**PASSAGE TO READ**

[ceph-users] Re: CRUSH rule for EC 6+2 on 6-node cluster

Dan van der Ster Sun, 16 May 2021 14:41:51 -0700

Hi Bryan,

I had to do something similar, and never found a rule to place "up to"
2 chunks per host, so I stayed with the placement of *exactly* 2
chunks per host.


But I did this slightly differently to what you wrote earlier: my rule
chooses exactly 4 hosts, then chooses exactly 2 osds on each:

        type erasure
        min_size 3
        max_size 10
        step set_chooseleaf_tries 5
        step set_choose_tries 100
        step take default class hdd
        step choose indep 4 type host
        step choose indep 2 type osd
        step emit

If you really need the "up to 2" approach then maybe you can split
each host into two "host" crush buckets, with half the OSDs in each.
Then a normal host-wise rule should work.

Cheers, Dan


On Sun, May 16, 2021 at 2:34 AM Bryan Stillwell <bstillw...@godaddy.com> wrote:
>
> Actually both our solutions don't work very well.  Frequently the same OSD 
> was chosen for multiple chunks:
>
>
> 8.72     9751         0          0        0  40895512576            0         
>   0  1302                   active+clean     2h  224790'12801   225410:49810  
>   [13,1,14,11,18,2,19,13]p13    [13,1,14,11,18,2,19,13]p13  
> 2021-05-11T22:41:11.332885+0000  2021-05-11T22:41:11.332885+0000
> 8.7f     9695         0          0        0  40661680128            0         
>   0  2184                   active+clean     5h  224790'12850   225409:57529  
>       [8,17,4,1,14,0,19,8]p8        [8,17,4,1,14,0,19,8]p8  
> 2021-05-11T22:41:11.332885+0000  2021-05-11T22:41:11.332885+0000
>
> I'm now considering using device classes and assigning the OSDs to either 
> hdd1 or hdd2...  Unless someone has another idea?

**GIVEN RECORDS**

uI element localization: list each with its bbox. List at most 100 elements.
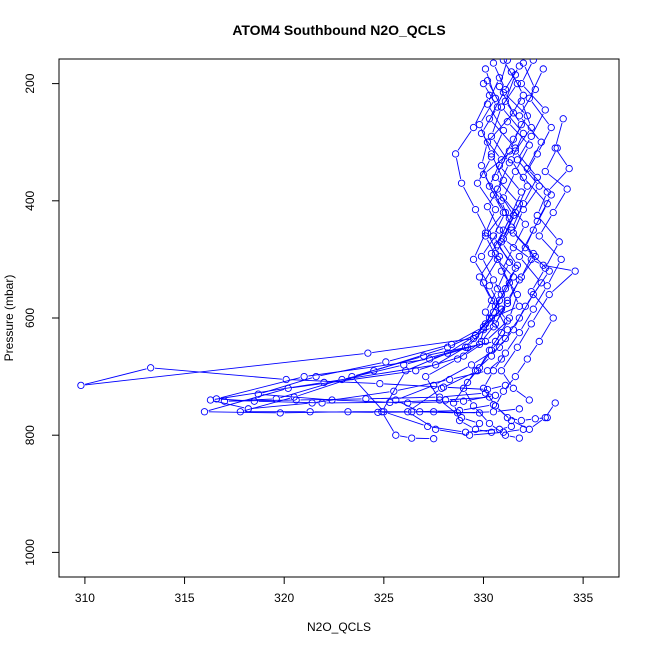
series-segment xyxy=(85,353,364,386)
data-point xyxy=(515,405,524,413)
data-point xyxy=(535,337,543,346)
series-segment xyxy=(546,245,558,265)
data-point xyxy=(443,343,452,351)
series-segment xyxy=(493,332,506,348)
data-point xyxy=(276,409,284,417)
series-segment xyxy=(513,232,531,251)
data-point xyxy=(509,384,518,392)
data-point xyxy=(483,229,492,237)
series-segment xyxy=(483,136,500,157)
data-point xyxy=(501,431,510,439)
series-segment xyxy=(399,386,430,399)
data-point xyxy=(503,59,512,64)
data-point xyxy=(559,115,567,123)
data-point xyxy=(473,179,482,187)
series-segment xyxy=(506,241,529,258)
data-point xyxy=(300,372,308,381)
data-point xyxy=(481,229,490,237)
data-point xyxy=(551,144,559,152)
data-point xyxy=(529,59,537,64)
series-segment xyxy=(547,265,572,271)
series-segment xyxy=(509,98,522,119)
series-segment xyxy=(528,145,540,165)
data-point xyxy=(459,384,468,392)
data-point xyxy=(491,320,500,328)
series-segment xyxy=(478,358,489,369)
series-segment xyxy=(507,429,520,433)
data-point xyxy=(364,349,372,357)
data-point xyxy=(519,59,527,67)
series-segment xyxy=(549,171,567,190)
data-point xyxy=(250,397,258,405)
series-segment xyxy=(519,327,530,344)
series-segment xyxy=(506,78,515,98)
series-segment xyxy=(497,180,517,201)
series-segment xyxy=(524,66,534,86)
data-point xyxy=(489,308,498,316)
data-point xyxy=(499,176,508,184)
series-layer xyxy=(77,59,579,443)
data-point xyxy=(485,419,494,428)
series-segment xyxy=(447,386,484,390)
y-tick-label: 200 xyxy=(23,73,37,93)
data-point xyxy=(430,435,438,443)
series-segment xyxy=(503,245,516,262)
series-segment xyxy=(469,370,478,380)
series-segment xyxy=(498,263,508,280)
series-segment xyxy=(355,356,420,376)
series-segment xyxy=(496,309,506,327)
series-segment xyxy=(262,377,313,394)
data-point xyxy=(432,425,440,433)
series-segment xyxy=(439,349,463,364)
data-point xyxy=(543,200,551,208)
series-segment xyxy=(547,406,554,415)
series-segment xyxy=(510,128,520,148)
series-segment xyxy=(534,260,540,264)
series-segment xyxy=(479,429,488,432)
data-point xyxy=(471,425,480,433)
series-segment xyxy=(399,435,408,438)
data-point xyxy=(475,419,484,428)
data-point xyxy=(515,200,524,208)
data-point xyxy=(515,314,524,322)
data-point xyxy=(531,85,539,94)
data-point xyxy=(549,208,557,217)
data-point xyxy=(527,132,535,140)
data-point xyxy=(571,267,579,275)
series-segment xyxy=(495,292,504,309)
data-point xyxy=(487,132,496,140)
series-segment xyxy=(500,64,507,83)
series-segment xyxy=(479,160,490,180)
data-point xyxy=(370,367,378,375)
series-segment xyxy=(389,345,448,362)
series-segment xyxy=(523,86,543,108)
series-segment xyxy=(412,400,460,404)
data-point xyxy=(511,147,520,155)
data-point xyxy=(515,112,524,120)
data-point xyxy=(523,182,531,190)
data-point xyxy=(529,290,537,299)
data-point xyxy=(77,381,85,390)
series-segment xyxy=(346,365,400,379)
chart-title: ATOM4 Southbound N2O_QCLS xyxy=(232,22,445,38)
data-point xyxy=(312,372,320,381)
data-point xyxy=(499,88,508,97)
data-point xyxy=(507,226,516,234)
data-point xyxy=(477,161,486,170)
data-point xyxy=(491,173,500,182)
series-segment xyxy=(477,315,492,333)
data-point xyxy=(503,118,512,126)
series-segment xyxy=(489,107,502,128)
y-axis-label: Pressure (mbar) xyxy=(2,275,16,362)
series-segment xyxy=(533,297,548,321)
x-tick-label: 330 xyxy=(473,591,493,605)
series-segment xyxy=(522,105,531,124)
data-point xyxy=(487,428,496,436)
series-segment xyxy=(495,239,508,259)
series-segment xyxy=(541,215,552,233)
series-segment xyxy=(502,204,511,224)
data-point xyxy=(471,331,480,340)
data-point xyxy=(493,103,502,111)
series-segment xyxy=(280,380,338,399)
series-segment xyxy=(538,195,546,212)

**DIRECTIONS**
Continue the mailing-list thread on the CRUSH rule for EC 6+2 from its last line. The entries aren't needed here.

**RESPONSE FOR THIS EXERCISE**
>
> Thanks,
> Bryan
>
> > On May 14, 2021, at 12:35 PM, Bryan Stillwell <bstillw...@godaddy.com> 
> > wrote:
> >
> > This works better than my solution.  It allows the cluster to put more PGs 
> > on the systems with more space on them:
> >
> > # for pg in $(ceph pg ls-by-pool cephfs_data_ec62 -f json | jq -r 
> > '.pg_stats[].pgid'); do
> >>  echo $pg
> >>  for osd in $(ceph pg map $pg -f json | jq -r '.up[]'); do
> >>    ceph osd find $osd | jq -r '.host'
> >>  done | sort | uniq -c | sort -n -k1
> >> done
> > 8.0
> >      1 excalibur
> >      1 mandalaybay
> >      2 aladdin
> >      2 harrahs
> >      2 paris
> > 8.1
> >      1 aladdin
> >      1 excalibur
> >      1 harrahs
> >      1 mirage
> >      2 mandalaybay
> >      2 paris
> > 8.2
> >      1 aladdin
> >      1 mandalaybay
> >      2 harrahs
> >      2 mirage
> >      2 paris
> > ...
> >
> > Thanks!
> > Bryan
> >
> >> On May 13, 2021, at 2:58 AM, Ján Senko <ja...@protonmail.ch> wrote:
> >>
> >> Caution: This email is from an external sender. Please do not click links 
> >> or open attachments unless you recognize the sender and know the content 
> >> is safe. Forward suspicious emails to isitbad@.
> >>
> >>
> >>
> >> Would something like this work?
> >>
> >> step take default
> >> step choose indep 4 type host
> >> step chooseleaf indep 1 type osd
> >> step emit
> >> step take default
> >> step choose indep 0 type host
> >> step chooseleaf indep 1 type osd
> >> step emit
> >>
> >> J.
> >>
> >> ‐‐‐‐‐‐‐ Original Message ‐‐‐‐‐‐‐
> >>
> >> On Wednesday, May 12th, 2021 at 17:58, Bryan Stillwell 
> >> <bstillw...@godaddy.com> wrote:
> >>
> >>> I'm trying to figure out a CRUSH rule that will spread data out across my 
> >>> cluster as much as possible, but not more than 2 chunks per host.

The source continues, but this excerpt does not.